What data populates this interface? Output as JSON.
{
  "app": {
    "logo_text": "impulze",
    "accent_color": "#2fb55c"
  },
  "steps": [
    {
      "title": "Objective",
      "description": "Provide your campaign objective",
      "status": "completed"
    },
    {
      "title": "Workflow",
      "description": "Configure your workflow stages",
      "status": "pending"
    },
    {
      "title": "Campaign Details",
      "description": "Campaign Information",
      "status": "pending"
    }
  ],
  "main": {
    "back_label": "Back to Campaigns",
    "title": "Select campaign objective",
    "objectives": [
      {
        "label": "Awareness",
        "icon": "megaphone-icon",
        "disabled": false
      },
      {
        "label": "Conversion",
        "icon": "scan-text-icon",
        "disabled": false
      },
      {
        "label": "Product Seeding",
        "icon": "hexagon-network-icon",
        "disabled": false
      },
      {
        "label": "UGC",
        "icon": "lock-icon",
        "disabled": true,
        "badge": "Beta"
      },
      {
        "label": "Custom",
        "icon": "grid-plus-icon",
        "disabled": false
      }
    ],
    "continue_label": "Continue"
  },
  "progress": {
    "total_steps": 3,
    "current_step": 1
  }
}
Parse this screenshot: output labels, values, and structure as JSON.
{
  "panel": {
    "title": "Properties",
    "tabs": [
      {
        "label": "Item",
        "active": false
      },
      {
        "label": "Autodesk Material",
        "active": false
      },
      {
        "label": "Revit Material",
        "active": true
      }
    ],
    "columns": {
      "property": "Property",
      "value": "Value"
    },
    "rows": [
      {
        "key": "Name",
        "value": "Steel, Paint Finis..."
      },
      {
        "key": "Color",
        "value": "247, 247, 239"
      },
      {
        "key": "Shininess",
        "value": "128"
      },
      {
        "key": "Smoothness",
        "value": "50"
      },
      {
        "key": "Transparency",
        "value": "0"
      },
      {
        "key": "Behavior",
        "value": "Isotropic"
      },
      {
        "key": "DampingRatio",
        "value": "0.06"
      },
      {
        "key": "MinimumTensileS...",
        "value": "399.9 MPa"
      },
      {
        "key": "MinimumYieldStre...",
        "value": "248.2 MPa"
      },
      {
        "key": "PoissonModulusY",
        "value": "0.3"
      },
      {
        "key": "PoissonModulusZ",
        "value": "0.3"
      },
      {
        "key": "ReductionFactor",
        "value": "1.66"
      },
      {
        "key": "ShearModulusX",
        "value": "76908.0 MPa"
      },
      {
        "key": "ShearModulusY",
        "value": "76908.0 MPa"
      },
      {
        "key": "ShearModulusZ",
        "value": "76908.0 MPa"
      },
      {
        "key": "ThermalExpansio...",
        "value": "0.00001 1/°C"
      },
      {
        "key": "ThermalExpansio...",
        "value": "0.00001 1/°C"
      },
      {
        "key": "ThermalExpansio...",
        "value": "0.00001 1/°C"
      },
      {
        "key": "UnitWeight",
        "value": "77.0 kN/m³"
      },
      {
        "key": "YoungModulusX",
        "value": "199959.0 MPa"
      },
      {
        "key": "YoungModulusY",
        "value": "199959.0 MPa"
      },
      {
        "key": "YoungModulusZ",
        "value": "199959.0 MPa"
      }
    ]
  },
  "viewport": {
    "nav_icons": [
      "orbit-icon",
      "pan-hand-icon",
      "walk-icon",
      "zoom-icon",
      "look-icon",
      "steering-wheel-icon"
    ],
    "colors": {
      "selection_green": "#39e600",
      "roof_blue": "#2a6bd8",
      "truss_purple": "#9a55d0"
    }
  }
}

━━━━━━

■ Written request: Give the material above again, word for word.

■ Result:
What data populates this interface? Output as JSON.
{
  "app": {
    "logo_text": "impulze",
    "accent_color": "#2fb55c"
  },
  "steps": [
    {
      "title": "Objective",
      "description": "Provide your campaign objective",
      "status": "completed"
    },
    {
      "title": "Workflow",
      "description": "Configure your workflow stages",
      "status": "pending"
    },
    {
      "title": "Campaign Details",
      "description": "Campaign Information",
      "status": "pending"
    }
  ],
  "main": {
    "back_label": "Back to Campaigns",
    "title": "Select campaign objective",
    "objectives": [
      {
        "label": "Awareness",
        "icon": "megaphone-icon",
        "disabled": false
      },
      {
        "label": "Conversion",
        "icon": "scan-text-icon",
        "disabled": false
      },
      {
        "label": "Product Seeding",
        "icon": "hexagon-network-icon",
        "disabled": false
      },
      {
        "label": "UGC",
        "icon": "lock-icon",
        "disabled": true,
        "badge": "Beta"
      },
      {
        "label": "Custom",
        "icon": "grid-plus-icon",
        "disabled": false
      }
    ],
    "continue_label": "Continue"
  },
  "progress": {
    "total_steps": 3,
    "current_step": 1
  }
}
Parse this screenshot: output labels, values, and structure as JSON.
{
  "panel": {
    "title": "Properties",
    "tabs": [
      {
        "label": "Item",
        "active": false
      },
      {
        "label": "Autodesk Material",
        "active": false
      },
      {
        "label": "Revit Material",
        "active": true
      }
    ],
    "columns": {
      "property": "Property",
      "value": "Value"
    },
    "rows": [
      {
        "key": "Name",
        "value": "Steel, Paint Finis..."
      },
      {
        "key": "Color",
        "value": "247, 247, 239"
      },
      {
        "key": "Shininess",
        "value": "128"
      },
      {
        "key": "Smoothness",
        "value": "50"
      },
      {
        "key": "Transparency",
        "value": "0"
      },
      {
        "key": "Behavior",
        "value": "Isotropic"
      },
      {
        "key": "DampingRatio",
        "value": "0.06"
      },
      {
        "key": "MinimumTensileS...",
        "value": "399.9 MPa"
      },
      {
        "key": "MinimumYieldStre...",
        "value": "248.2 MPa"
      },
      {
        "key": "PoissonModulusY",
        "value": "0.3"
      },
      {
        "key": "PoissonModulusZ",
        "value": "0.3"
      },
      {
        "key": "ReductionFactor",
        "value": "1.66"
      },
      {
        "key": "ShearModulusX",
        "value": "76908.0 MPa"
      },
      {
        "key": "ShearModulusY",
        "value": "76908.0 MPa"
      },
      {
        "key": "ShearModulusZ",
        "value": "76908.0 MPa"
      },
      {
        "key": "ThermalExpansio...",
        "value": "0.00001 1/°C"
      },
      {
        "key": "ThermalExpansio...",
        "value": "0.00001 1/°C"
      },
      {
        "key": "ThermalExpansio...",
        "value": "0.00001 1/°C"
      },
      {
        "key": "UnitWeight",
        "value": "77.0 kN/m³"
      },
      {
        "key": "YoungModulusX",
        "value": "199959.0 MPa"
      },
      {
        "key": "YoungModulusY",
        "value": "199959.0 MPa"
      },
      {
        "key": "YoungModulusZ",
        "value": "199959.0 MPa"
      }
    ]
  },
  "viewport": {
    "nav_icons": [
      "orbit-icon",
      "pan-hand-icon",
      "walk-icon",
      "zoom-icon",
      "look-icon",
      "steering-wheel-icon"
    ],
    "colors": {
      "selection_green": "#39e600",
      "roof_blue": "#2a6bd8",
      "truss_purple": "#9a55d0"
    }
  }
}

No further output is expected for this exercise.